List every line in this data where the string "государственного" occurs.

— START OF Material for this task —

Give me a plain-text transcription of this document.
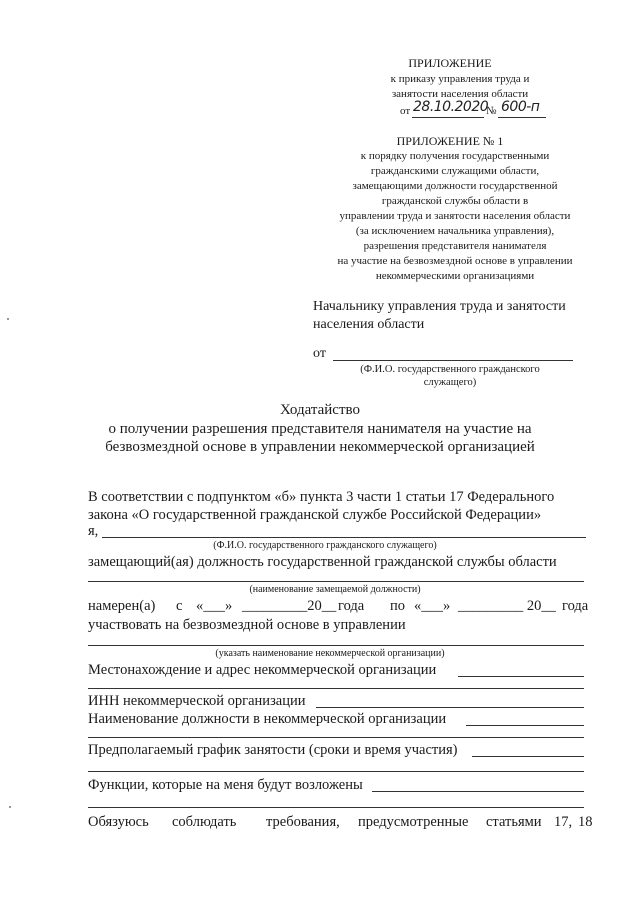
ПРИЛОЖЕНИЕ
к приказу управления труда и
занятости населения области
от 28.10.2020
№ 600-п
ПРИЛОЖЕНИЕ № 1
к порядку получения государственными
гражданскими служащими области,
замещающими должности государственной
гражданской службы области в
управлении труда и занятости населения области
(за исключением начальника управления),
разрешения представителя нанимателя
на участие на безвозмездной основе в управлении
некоммерческими организациями
Начальнику управления труда и занятости
населения области
от
(Ф.И.О. государственного гражданского
служащего)
Ходатайство
о получении разрешения представителя нанимателя на участие на
безвозмездной основе в управлении некоммерческой организацией
В соответствии с подпунктом «б» пункта 3 части 1 статьи 17 Федерального
закона «О государственной гражданской службе Российской Федерации»
я,
(Ф.И.О. государственного гражданского служащего)
замещающий(ая) должность государственной гражданской службы области
(наименование замещаемой должности)
намерен(а) с «___» _________20__ года по «___» _________ 20__ года
участвовать на безвозмездной основе в управлении
(указать наименование некоммерческой организации)
Местонахождение и адрес некоммерческой организации
ИНН некоммерческой организации
Наименование должности в некоммерческой организации
Предполагаемый график занятости (сроки и время участия)
Функции, которые на меня будут возложены
Обязуюсь соблюдать требования, предусмотренные статьями 17, 18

— END OF Material for this task —

### Task answer
(Ф.И.О. государственного гражданского
(Ф.И.О. государственного гражданского служащего)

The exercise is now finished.